Items listed in a dataset
□ □ □ □

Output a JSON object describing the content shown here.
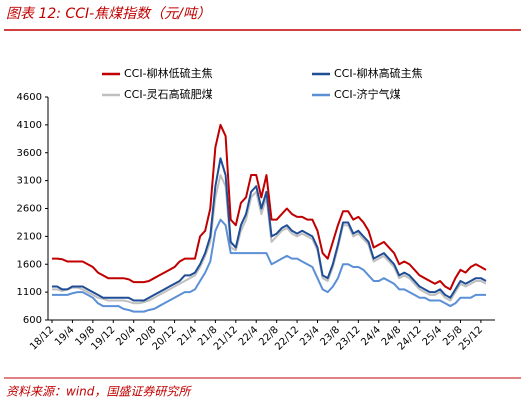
{
  "chart_data": {
    "type": "line",
    "title": "图表 12:  CCI-焦煤指数（元/吨）",
    "source": "资料来源：wind，国盛证券研究所",
    "categories": [
      "18/12",
      null,
      null,
      null,
      "19/4",
      null,
      null,
      null,
      "19/8",
      null,
      null,
      null,
      "19/12",
      null,
      null,
      null,
      "20/4",
      null,
      null,
      null,
      "20/8",
      null,
      null,
      null,
      "20/12",
      null,
      null,
      null,
      "21/4",
      null,
      null,
      null,
      "21/8",
      null,
      null,
      null,
      "21/12",
      null,
      null,
      null,
      "22/4",
      null,
      null,
      null,
      "22/8",
      null,
      null,
      null,
      "22/12",
      null,
      null,
      null,
      "23/4",
      null,
      null,
      null,
      "23/8",
      null,
      null,
      null,
      "23/12",
      null,
      null,
      null,
      "24/4",
      null,
      null,
      null,
      "24/8",
      null,
      null,
      null,
      "24/12",
      null,
      null,
      null,
      "25/4",
      null,
      null,
      null,
      "25/8",
      null,
      null,
      null,
      "25/12",
      null
    ],
    "series": [
      {
        "name": "CCI-柳林低硫主焦",
        "color": "#c00000",
        "values": [
          1700,
          1700,
          1690,
          1650,
          1650,
          1650,
          1650,
          1600,
          1550,
          1450,
          1400,
          1350,
          1350,
          1350,
          1350,
          1330,
          1280,
          1280,
          1280,
          1300,
          1350,
          1400,
          1450,
          1500,
          1550,
          1650,
          1700,
          1700,
          1700,
          2100,
          2200,
          2600,
          3700,
          4100,
          3900,
          2400,
          2300,
          2700,
          2800,
          3200,
          3200,
          2800,
          3200,
          2400,
          2400,
          2500,
          2600,
          2500,
          2450,
          2450,
          2400,
          2400,
          2200,
          1800,
          1700,
          2000,
          2300,
          2550,
          2550,
          2400,
          2450,
          2350,
          2200,
          1900,
          1950,
          2000,
          1900,
          1800,
          1600,
          1650,
          1600,
          1500,
          1400,
          1350,
          1300,
          1250,
          1300,
          1200,
          1150,
          1350,
          1500,
          1450,
          1550,
          1600,
          1550,
          1500
        ]
      },
      {
        "name": "CCI-柳林高硫主焦",
        "color": "#1f4e96",
        "values": [
          1200,
          1200,
          1150,
          1150,
          1200,
          1200,
          1200,
          1150,
          1100,
          1050,
          1000,
          1000,
          1000,
          1000,
          1000,
          1000,
          950,
          950,
          950,
          1000,
          1050,
          1100,
          1150,
          1200,
          1250,
          1300,
          1400,
          1400,
          1450,
          1600,
          1800,
          2100,
          3000,
          3500,
          3200,
          2000,
          1900,
          2300,
          2500,
          2900,
          3000,
          2600,
          2900,
          2100,
          2150,
          2250,
          2300,
          2200,
          2150,
          2200,
          2150,
          2100,
          1900,
          1400,
          1350,
          1600,
          1950,
          2350,
          2350,
          2150,
          2200,
          2100,
          2000,
          1700,
          1750,
          1800,
          1700,
          1600,
          1400,
          1450,
          1400,
          1300,
          1200,
          1150,
          1100,
          1100,
          1150,
          1050,
          1000,
          1150,
          1300,
          1250,
          1300,
          1350,
          1350,
          1300
        ]
      },
      {
        "name": "CCI-灵石高硫肥煤",
        "color": "#bfbfbf",
        "values": [
          1150,
          1150,
          1120,
          1150,
          1180,
          1180,
          1150,
          1100,
          1050,
          1000,
          980,
          950,
          950,
          950,
          950,
          930,
          900,
          900,
          920,
          950,
          1000,
          1050,
          1100,
          1150,
          1200,
          1250,
          1300,
          1350,
          1400,
          1550,
          1750,
          2000,
          2800,
          3200,
          3000,
          1900,
          1850,
          2200,
          2400,
          2800,
          2900,
          2500,
          2800,
          2000,
          2100,
          2200,
          2250,
          2150,
          2100,
          2150,
          2100,
          2050,
          1850,
          1350,
          1300,
          1550,
          1900,
          2300,
          2300,
          2100,
          2150,
          2050,
          1950,
          1650,
          1700,
          1750,
          1650,
          1550,
          1350,
          1400,
          1350,
          1250,
          1150,
          1100,
          1050,
          1050,
          1100,
          1000,
          950,
          1100,
          1250,
          1200,
          1250,
          1300,
          1300,
          1250
        ]
      },
      {
        "name": "CCI-济宁气煤",
        "color": "#5b8fd6",
        "values": [
          1050,
          1050,
          1050,
          1050,
          1080,
          1100,
          1100,
          1050,
          1000,
          900,
          850,
          850,
          850,
          850,
          800,
          780,
          750,
          750,
          750,
          780,
          800,
          850,
          900,
          950,
          1000,
          1050,
          1100,
          1100,
          1150,
          1300,
          1450,
          1650,
          2200,
          2400,
          2300,
          1800,
          1800,
          1800,
          1800,
          1800,
          1800,
          1800,
          1800,
          1600,
          1650,
          1700,
          1750,
          1700,
          1700,
          1650,
          1600,
          1550,
          1350,
          1150,
          1100,
          1200,
          1350,
          1600,
          1600,
          1550,
          1550,
          1500,
          1400,
          1300,
          1300,
          1350,
          1300,
          1250,
          1150,
          1150,
          1100,
          1050,
          1000,
          1000,
          950,
          950,
          950,
          900,
          850,
          900,
          1000,
          1000,
          1000,
          1050,
          1050,
          1050
        ]
      }
    ],
    "ylim": [
      600,
      4600
    ],
    "yticks": [
      600,
      1100,
      1600,
      2100,
      2600,
      3100,
      3600,
      4100,
      4600
    ],
    "grid": false
  }
}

□ □ □ □

#### Task requirements
In how many lines does the word "name" appear? Respond with the number alone.

#### Finished exercise
4